▶ Instruction:
Repeat the stretch of records from the very first line through the line containing "star-rating xyxy=(649,152,753,172)", both included, reproducing each line word for word.

──────── Material for the task

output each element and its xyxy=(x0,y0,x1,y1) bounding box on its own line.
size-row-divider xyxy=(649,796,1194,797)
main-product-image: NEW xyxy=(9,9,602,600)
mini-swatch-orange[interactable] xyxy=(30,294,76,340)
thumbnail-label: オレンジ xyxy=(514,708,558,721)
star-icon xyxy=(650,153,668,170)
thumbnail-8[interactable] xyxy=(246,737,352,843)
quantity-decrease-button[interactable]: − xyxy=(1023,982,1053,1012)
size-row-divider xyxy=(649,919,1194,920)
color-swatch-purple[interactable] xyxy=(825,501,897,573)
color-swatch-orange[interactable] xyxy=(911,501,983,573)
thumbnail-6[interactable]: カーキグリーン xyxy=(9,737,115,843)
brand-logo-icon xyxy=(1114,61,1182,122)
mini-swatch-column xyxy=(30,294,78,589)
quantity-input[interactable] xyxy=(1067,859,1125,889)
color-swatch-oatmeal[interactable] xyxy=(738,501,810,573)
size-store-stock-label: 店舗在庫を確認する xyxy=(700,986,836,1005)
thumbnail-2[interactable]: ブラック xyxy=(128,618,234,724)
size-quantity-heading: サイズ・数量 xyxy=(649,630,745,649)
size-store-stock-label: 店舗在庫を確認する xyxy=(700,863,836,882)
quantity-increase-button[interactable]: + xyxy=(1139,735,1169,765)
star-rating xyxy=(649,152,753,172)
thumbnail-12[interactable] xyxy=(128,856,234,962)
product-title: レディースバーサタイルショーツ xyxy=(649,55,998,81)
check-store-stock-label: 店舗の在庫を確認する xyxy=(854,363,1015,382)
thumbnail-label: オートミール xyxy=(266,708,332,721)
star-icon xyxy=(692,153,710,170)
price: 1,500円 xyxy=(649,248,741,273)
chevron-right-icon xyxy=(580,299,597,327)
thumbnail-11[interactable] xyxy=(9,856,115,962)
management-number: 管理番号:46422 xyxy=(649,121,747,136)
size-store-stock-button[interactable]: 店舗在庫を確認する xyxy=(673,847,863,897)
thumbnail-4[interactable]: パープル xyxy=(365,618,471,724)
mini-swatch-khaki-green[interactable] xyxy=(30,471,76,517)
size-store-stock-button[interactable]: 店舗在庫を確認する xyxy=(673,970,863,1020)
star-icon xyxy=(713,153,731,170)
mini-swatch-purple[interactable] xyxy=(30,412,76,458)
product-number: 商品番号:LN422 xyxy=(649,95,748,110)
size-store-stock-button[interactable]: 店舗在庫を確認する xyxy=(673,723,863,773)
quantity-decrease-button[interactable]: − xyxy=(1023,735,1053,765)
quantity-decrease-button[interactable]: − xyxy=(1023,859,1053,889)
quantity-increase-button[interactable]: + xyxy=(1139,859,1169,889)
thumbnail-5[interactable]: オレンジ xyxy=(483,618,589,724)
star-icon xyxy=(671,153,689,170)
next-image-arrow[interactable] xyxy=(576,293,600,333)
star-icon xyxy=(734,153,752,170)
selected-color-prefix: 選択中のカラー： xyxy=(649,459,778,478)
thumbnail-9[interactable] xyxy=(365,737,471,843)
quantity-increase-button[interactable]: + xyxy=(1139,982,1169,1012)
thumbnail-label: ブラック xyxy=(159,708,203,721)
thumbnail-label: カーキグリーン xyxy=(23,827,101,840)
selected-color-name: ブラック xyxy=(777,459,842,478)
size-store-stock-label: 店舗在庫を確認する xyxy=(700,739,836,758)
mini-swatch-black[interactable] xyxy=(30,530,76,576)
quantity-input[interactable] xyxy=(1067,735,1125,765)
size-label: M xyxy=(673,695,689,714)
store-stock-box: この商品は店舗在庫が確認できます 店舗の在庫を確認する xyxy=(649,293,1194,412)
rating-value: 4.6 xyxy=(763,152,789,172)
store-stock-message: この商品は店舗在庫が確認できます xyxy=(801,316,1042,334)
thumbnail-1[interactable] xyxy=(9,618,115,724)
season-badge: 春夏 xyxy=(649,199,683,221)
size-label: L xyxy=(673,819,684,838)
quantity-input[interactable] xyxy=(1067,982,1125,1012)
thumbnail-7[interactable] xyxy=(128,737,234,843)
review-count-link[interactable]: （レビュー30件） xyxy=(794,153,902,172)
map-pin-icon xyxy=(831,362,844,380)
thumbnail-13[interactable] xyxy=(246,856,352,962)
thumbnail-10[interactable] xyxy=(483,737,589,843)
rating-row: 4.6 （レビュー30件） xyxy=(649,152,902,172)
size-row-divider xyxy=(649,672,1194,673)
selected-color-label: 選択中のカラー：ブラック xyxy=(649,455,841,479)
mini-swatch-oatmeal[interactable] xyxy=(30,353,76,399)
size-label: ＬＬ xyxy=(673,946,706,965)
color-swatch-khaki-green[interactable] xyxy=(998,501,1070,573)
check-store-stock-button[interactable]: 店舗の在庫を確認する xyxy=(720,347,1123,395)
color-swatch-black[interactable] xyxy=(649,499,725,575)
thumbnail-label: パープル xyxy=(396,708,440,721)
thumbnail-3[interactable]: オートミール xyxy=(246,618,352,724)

────────────────

▶ Solution:
output each element and its xyxy=(x0,y0,x1,y1) bounding box on its own line.
size-row-divider xyxy=(649,796,1194,797)
main-product-image: NEW xyxy=(9,9,602,600)
mini-swatch-orange[interactable] xyxy=(30,294,76,340)
thumbnail-label: オレンジ xyxy=(514,708,558,721)
star-icon xyxy=(650,153,668,170)
thumbnail-8[interactable] xyxy=(246,737,352,843)
quantity-decrease-button[interactable]: − xyxy=(1023,982,1053,1012)
size-row-divider xyxy=(649,919,1194,920)
color-swatch-purple[interactable] xyxy=(825,501,897,573)
color-swatch-orange[interactable] xyxy=(911,501,983,573)
thumbnail-6[interactable]: カーキグリーン xyxy=(9,737,115,843)
brand-logo-icon xyxy=(1114,61,1182,122)
mini-swatch-column xyxy=(30,294,78,589)
quantity-input[interactable] xyxy=(1067,859,1125,889)
color-swatch-oatmeal[interactable] xyxy=(738,501,810,573)
size-store-stock-label: 店舗在庫を確認する xyxy=(700,986,836,1005)
thumbnail-2[interactable]: ブラック xyxy=(128,618,234,724)
size-quantity-heading: サイズ・数量 xyxy=(649,630,745,649)
size-store-stock-label: 店舗在庫を確認する xyxy=(700,863,836,882)
quantity-increase-button[interactable]: + xyxy=(1139,735,1169,765)
star-rating xyxy=(649,152,753,172)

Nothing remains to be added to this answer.